### EXERCISE DIRECTIONS
Track down each line that has the word "Gnesta" and copy it.

--------------------------------------------------

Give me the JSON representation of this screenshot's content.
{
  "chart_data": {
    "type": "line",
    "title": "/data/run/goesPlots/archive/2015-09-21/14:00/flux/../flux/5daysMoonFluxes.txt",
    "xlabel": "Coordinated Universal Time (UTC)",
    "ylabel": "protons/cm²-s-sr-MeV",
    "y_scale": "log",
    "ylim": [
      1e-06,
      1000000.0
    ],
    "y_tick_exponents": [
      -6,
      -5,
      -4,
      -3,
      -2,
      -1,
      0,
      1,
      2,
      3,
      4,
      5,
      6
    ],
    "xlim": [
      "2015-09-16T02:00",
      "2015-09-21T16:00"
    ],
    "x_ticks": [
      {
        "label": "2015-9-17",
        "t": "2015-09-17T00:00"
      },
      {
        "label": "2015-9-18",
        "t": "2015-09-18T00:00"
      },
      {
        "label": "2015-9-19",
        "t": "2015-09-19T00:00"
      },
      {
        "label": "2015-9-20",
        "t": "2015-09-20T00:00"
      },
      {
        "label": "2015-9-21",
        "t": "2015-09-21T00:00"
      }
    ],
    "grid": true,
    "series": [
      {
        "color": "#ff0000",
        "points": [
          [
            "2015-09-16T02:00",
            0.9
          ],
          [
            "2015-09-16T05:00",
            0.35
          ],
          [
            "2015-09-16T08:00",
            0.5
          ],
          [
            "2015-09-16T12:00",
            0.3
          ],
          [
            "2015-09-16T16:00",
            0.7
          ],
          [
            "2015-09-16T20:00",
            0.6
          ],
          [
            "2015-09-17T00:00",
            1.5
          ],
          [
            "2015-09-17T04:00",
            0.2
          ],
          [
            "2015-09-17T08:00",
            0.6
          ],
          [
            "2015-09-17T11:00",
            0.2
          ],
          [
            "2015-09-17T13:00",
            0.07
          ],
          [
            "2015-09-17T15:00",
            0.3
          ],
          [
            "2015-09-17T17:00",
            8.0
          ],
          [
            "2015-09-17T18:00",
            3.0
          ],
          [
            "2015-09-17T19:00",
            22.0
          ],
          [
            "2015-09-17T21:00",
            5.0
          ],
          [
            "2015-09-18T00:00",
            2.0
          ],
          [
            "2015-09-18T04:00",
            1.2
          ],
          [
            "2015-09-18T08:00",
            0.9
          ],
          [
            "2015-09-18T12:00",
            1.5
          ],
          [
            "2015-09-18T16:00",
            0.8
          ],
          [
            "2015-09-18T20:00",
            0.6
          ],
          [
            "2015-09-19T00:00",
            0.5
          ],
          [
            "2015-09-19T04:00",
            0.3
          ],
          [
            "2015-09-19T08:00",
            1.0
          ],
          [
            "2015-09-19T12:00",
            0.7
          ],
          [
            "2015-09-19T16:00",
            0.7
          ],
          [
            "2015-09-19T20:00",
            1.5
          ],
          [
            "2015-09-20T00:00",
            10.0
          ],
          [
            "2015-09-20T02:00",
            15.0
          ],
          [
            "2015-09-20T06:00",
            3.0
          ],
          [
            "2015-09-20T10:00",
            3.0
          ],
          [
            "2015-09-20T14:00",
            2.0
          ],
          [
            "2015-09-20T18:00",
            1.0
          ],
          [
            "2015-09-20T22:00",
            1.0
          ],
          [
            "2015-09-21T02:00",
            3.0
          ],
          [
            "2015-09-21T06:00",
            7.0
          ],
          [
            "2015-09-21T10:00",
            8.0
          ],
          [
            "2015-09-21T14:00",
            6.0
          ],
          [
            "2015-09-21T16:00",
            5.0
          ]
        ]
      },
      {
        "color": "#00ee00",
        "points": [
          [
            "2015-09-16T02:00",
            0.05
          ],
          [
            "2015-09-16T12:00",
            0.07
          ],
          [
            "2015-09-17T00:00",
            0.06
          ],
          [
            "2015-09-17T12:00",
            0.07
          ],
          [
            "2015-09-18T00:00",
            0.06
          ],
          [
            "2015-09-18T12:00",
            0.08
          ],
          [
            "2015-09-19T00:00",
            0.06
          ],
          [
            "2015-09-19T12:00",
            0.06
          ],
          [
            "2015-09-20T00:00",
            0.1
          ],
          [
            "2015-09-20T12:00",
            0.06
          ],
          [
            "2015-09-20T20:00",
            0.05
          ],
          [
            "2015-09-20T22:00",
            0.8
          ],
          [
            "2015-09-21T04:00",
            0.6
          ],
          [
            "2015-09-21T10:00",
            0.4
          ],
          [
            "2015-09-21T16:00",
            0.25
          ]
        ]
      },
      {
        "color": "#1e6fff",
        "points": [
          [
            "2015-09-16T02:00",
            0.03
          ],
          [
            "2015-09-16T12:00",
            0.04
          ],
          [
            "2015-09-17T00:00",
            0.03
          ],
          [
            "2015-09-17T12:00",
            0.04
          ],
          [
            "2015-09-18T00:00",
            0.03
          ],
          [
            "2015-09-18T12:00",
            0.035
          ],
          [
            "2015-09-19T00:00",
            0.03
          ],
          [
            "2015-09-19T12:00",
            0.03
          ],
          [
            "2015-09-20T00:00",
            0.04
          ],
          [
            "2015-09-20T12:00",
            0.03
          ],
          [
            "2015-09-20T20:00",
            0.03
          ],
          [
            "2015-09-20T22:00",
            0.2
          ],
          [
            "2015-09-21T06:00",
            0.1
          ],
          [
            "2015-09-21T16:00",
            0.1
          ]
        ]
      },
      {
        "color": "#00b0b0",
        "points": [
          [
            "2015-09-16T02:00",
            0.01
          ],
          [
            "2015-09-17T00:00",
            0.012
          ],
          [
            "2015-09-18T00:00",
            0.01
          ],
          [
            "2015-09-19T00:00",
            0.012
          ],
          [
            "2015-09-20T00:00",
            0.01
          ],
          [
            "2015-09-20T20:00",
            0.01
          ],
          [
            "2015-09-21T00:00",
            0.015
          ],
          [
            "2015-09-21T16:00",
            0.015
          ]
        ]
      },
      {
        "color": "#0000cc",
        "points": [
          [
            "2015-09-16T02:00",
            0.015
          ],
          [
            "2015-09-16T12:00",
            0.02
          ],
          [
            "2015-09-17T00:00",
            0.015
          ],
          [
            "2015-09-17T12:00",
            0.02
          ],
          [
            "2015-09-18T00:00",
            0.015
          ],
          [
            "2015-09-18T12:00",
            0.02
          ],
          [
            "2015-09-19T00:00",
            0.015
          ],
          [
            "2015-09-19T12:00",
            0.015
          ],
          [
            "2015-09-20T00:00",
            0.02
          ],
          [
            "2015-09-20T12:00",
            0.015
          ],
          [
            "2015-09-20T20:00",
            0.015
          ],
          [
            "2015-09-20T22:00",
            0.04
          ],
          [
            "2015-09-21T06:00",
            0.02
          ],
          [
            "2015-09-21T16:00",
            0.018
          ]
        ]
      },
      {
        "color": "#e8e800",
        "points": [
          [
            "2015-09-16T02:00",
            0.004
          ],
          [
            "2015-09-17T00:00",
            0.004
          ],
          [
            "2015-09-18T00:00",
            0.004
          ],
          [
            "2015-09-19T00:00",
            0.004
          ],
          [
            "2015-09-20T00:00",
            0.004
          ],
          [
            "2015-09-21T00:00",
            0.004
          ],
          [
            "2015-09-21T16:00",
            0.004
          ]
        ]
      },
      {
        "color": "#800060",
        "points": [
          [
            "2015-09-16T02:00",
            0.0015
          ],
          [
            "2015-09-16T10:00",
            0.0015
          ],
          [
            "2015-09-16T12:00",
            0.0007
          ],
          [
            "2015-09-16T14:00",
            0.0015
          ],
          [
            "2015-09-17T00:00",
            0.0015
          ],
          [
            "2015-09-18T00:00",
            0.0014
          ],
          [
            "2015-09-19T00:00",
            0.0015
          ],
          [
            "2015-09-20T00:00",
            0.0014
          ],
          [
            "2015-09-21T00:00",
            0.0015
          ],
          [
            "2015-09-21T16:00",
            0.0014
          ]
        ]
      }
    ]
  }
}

--------------------------------------------------

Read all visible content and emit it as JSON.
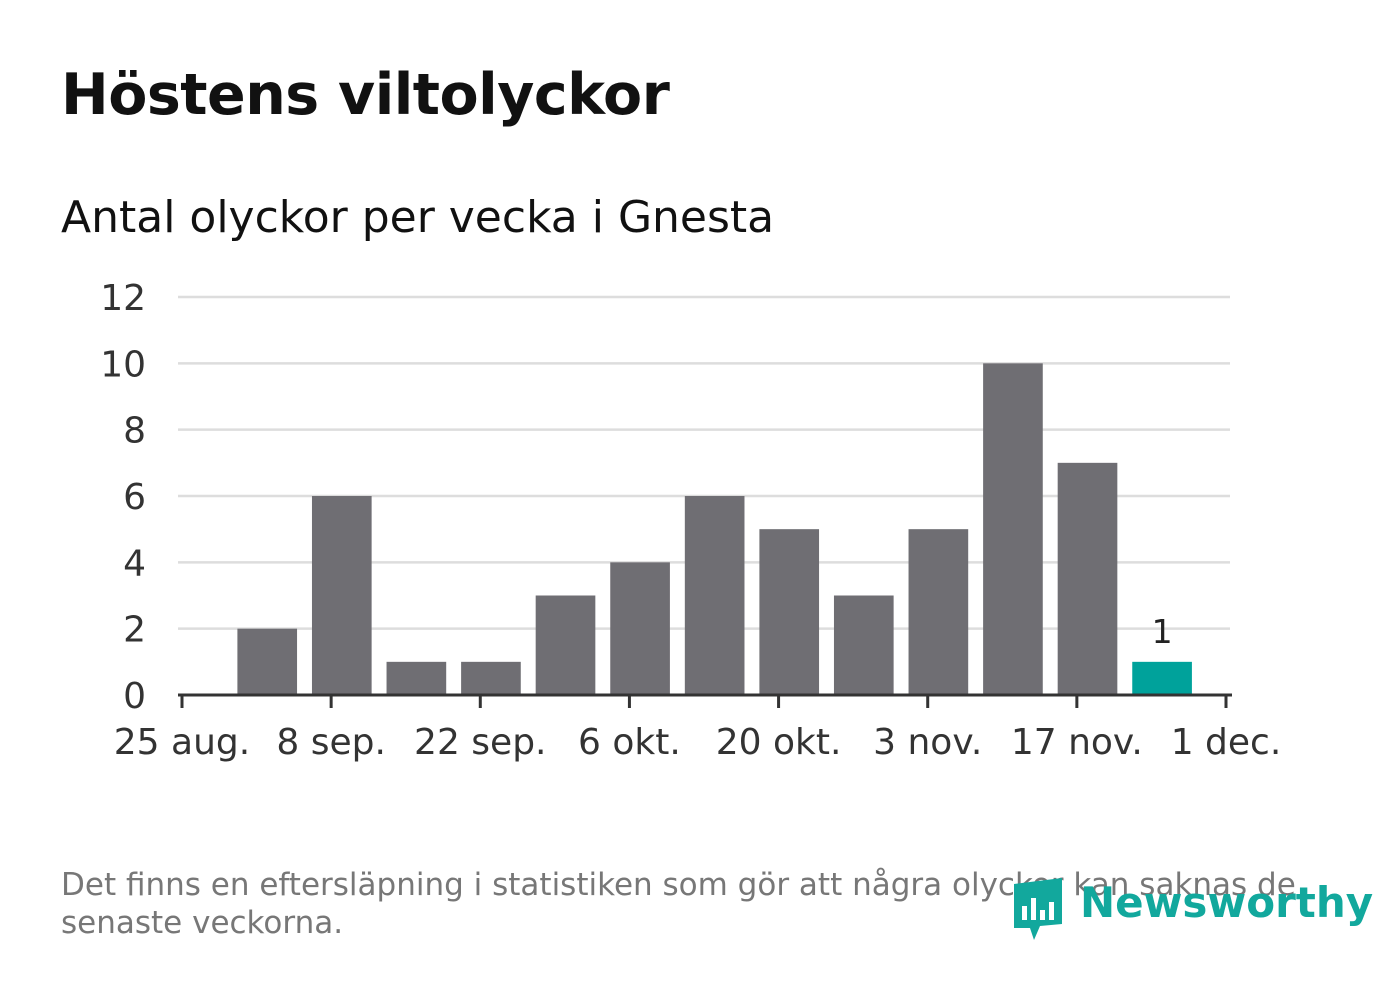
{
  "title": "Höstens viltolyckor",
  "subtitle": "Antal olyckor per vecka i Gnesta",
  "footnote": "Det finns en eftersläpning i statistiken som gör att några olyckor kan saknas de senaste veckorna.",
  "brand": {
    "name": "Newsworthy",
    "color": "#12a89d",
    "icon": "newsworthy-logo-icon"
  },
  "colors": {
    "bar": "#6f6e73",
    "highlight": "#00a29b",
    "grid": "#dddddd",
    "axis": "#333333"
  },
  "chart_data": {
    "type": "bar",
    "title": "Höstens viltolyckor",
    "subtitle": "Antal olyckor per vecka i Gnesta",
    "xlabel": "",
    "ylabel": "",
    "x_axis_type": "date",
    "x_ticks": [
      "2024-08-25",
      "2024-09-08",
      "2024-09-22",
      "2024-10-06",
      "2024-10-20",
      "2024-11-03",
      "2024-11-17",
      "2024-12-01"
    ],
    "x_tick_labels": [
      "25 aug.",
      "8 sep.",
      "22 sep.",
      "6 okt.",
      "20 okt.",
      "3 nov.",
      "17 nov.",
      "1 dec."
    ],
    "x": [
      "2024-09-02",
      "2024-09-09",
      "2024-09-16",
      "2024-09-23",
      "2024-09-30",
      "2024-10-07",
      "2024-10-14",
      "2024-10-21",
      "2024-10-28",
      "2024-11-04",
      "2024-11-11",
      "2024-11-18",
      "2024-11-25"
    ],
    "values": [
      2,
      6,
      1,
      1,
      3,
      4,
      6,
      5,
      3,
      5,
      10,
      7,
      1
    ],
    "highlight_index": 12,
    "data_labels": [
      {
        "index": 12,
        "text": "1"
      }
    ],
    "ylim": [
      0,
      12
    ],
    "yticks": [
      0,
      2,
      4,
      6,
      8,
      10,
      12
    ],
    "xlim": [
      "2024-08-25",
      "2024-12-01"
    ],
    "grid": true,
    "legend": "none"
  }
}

--------------------------------------------------

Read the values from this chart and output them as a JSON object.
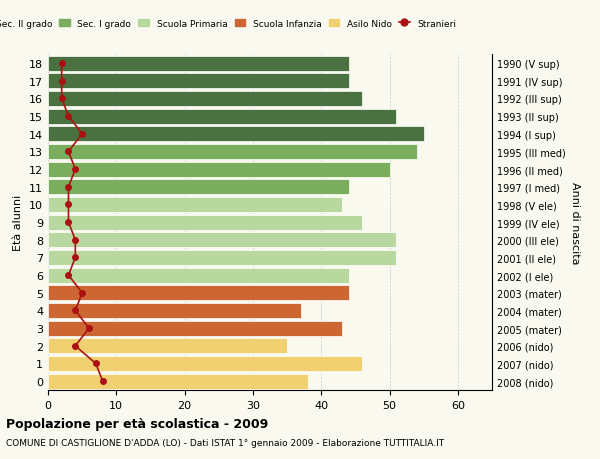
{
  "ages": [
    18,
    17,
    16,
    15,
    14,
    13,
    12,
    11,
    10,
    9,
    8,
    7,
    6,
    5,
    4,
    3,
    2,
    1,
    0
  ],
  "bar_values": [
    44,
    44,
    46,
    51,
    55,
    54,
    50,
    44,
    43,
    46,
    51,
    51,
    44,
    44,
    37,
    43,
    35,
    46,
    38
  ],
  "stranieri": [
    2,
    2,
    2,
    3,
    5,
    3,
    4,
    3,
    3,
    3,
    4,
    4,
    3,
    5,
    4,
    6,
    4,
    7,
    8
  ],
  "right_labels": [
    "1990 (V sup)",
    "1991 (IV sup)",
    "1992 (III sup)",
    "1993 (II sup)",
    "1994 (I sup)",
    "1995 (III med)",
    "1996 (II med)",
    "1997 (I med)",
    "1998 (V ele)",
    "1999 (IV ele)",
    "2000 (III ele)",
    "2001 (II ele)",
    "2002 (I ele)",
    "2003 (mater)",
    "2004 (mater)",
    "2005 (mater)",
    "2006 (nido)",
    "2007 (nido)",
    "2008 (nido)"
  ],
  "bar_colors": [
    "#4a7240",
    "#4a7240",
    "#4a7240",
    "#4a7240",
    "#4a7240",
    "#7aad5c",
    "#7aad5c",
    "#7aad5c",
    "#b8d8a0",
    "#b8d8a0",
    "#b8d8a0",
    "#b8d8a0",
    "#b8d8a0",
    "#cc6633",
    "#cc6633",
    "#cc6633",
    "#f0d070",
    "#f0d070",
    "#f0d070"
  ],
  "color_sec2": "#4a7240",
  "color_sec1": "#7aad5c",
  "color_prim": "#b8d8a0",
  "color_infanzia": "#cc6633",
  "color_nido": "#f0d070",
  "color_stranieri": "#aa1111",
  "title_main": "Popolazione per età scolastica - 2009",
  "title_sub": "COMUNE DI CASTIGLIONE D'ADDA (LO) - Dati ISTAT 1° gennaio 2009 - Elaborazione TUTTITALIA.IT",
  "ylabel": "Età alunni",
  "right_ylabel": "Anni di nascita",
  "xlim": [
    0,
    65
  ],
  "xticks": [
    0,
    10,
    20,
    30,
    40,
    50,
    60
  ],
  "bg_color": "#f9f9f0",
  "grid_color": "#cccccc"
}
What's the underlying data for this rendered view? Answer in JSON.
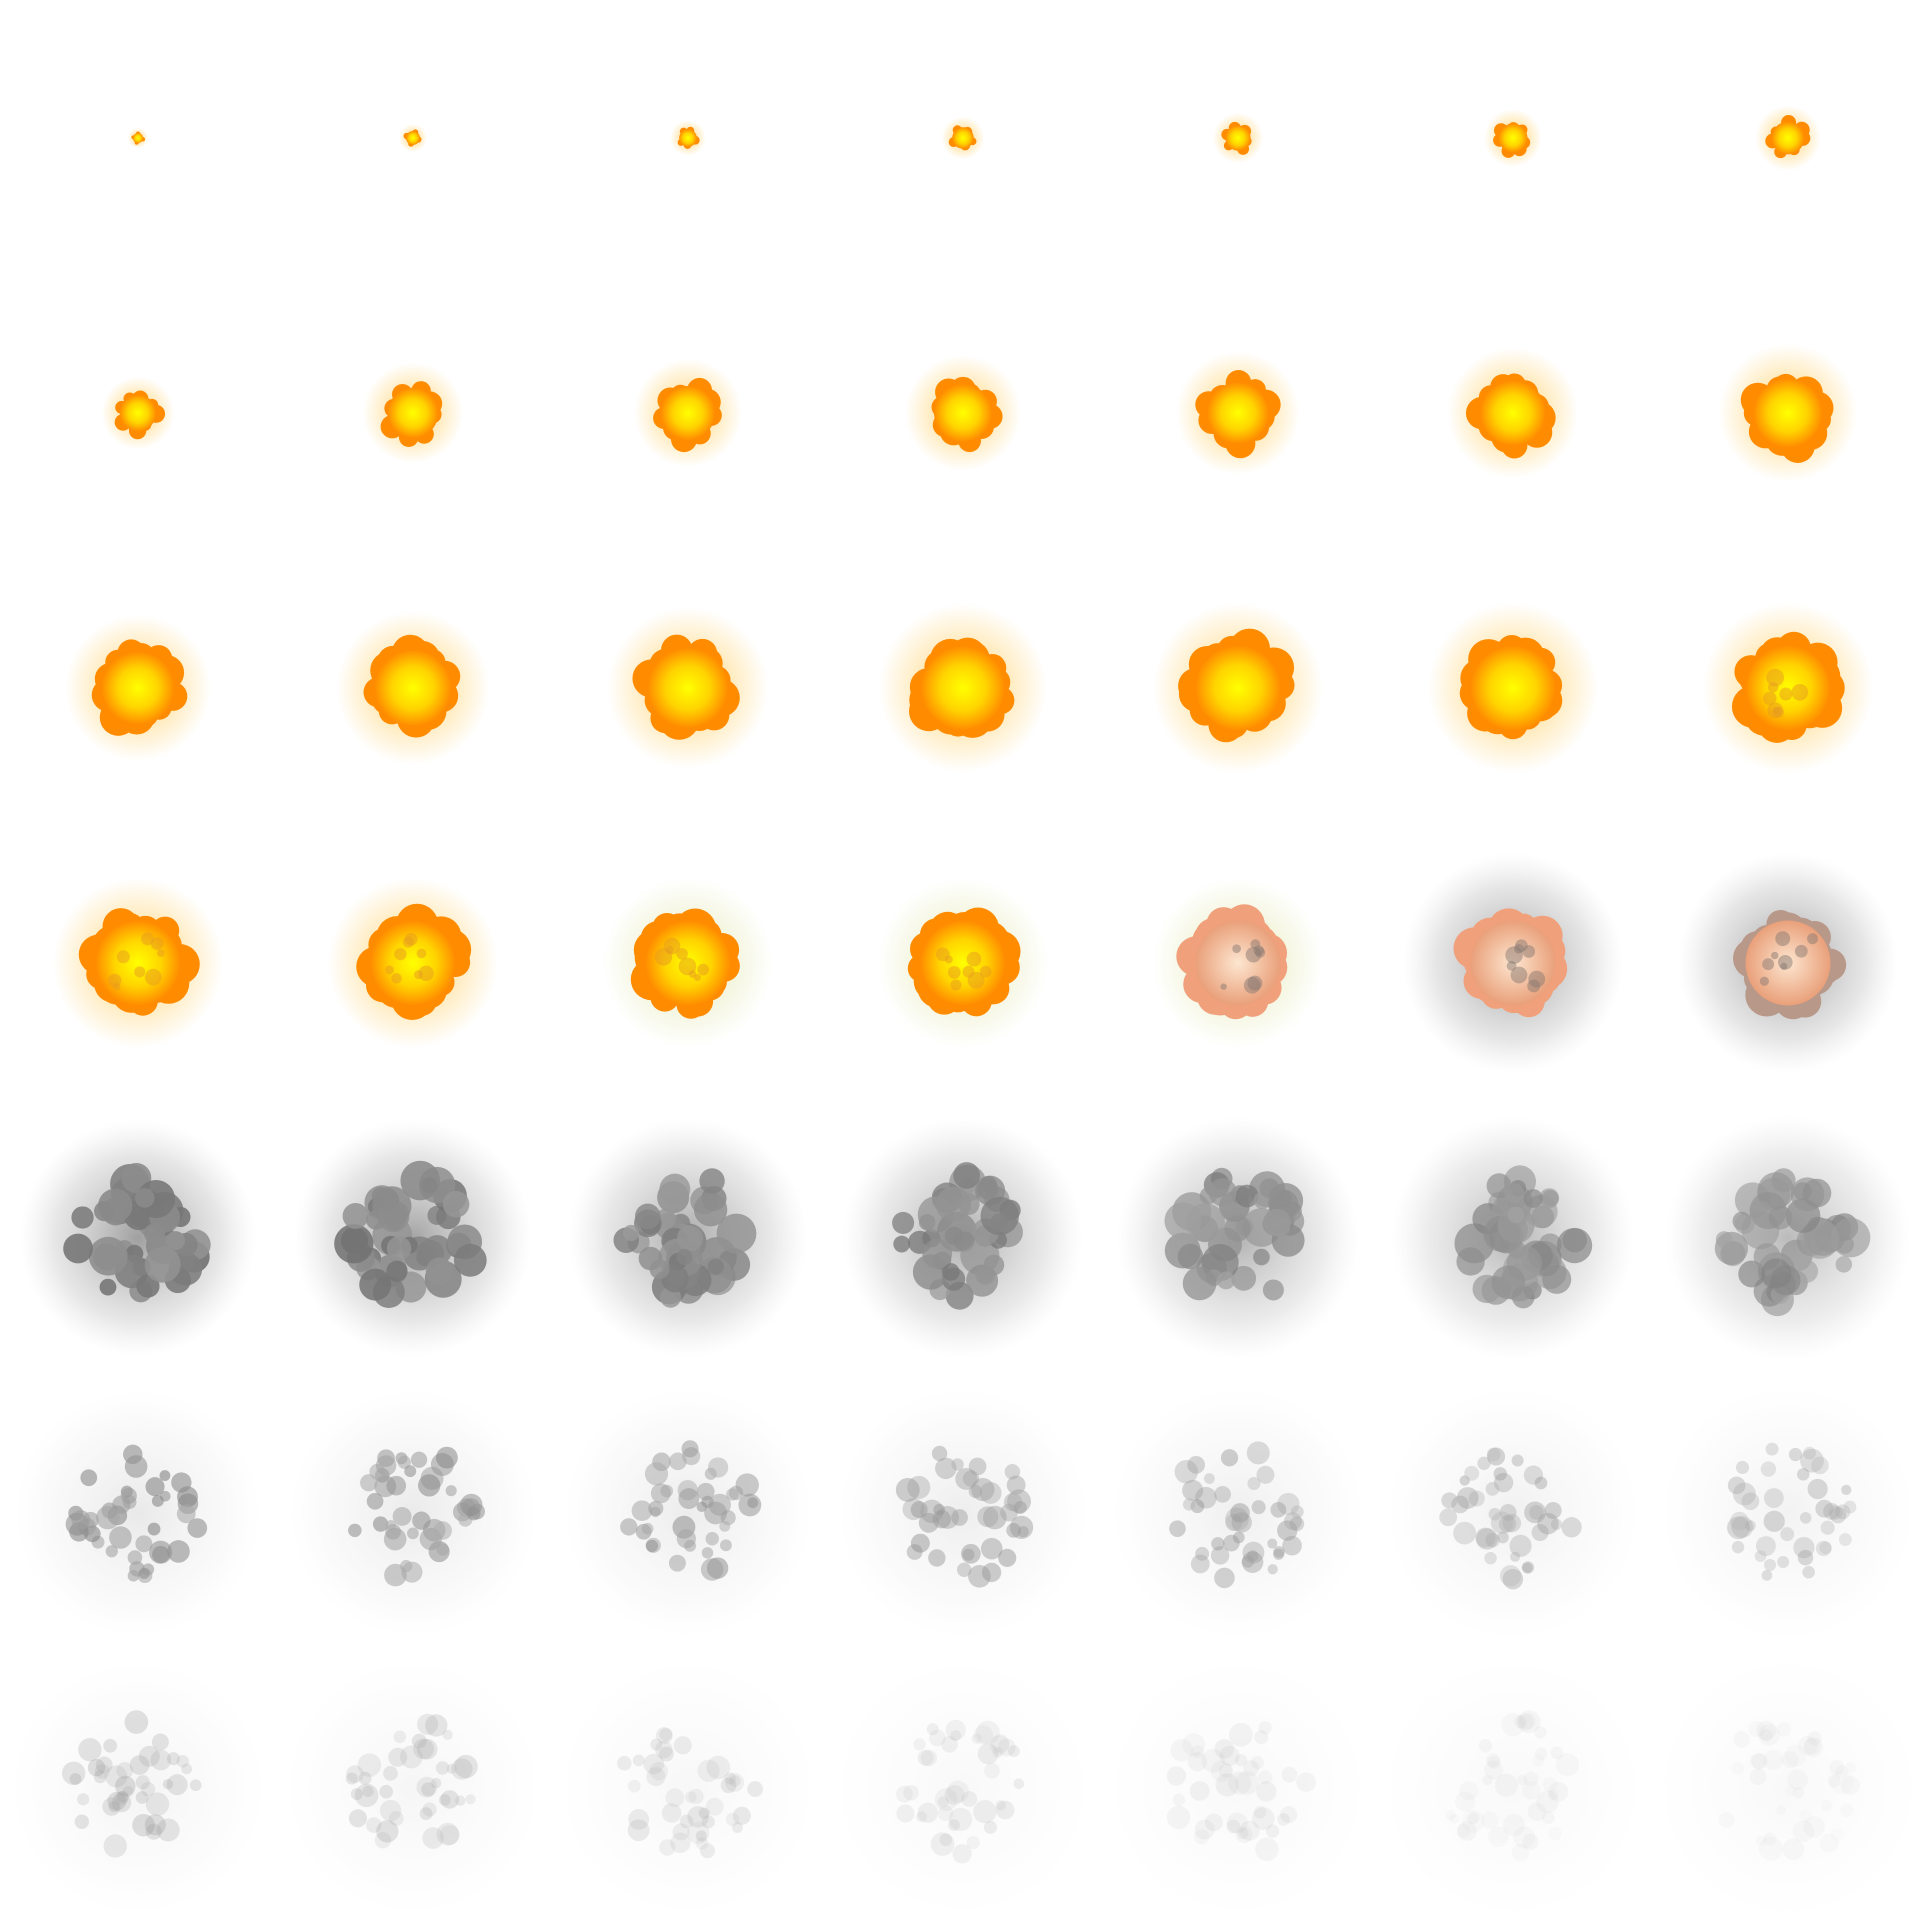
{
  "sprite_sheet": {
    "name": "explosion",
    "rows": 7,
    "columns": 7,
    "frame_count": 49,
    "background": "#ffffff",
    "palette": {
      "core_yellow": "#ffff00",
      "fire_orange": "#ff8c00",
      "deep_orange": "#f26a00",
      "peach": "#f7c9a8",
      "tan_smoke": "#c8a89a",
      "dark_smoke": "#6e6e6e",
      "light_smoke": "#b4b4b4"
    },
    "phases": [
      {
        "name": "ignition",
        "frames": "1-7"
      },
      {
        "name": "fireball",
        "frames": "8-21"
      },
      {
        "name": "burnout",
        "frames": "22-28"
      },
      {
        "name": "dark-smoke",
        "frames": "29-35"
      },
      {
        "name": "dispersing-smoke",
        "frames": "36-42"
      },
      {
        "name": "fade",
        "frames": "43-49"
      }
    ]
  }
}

--------------------------------------------------

### FULL OUTPUT
  "subtitle": "Antal olyckor per vecka i Gnesta",
    "subtitle": "Antal olyckor per vecka i Gnesta",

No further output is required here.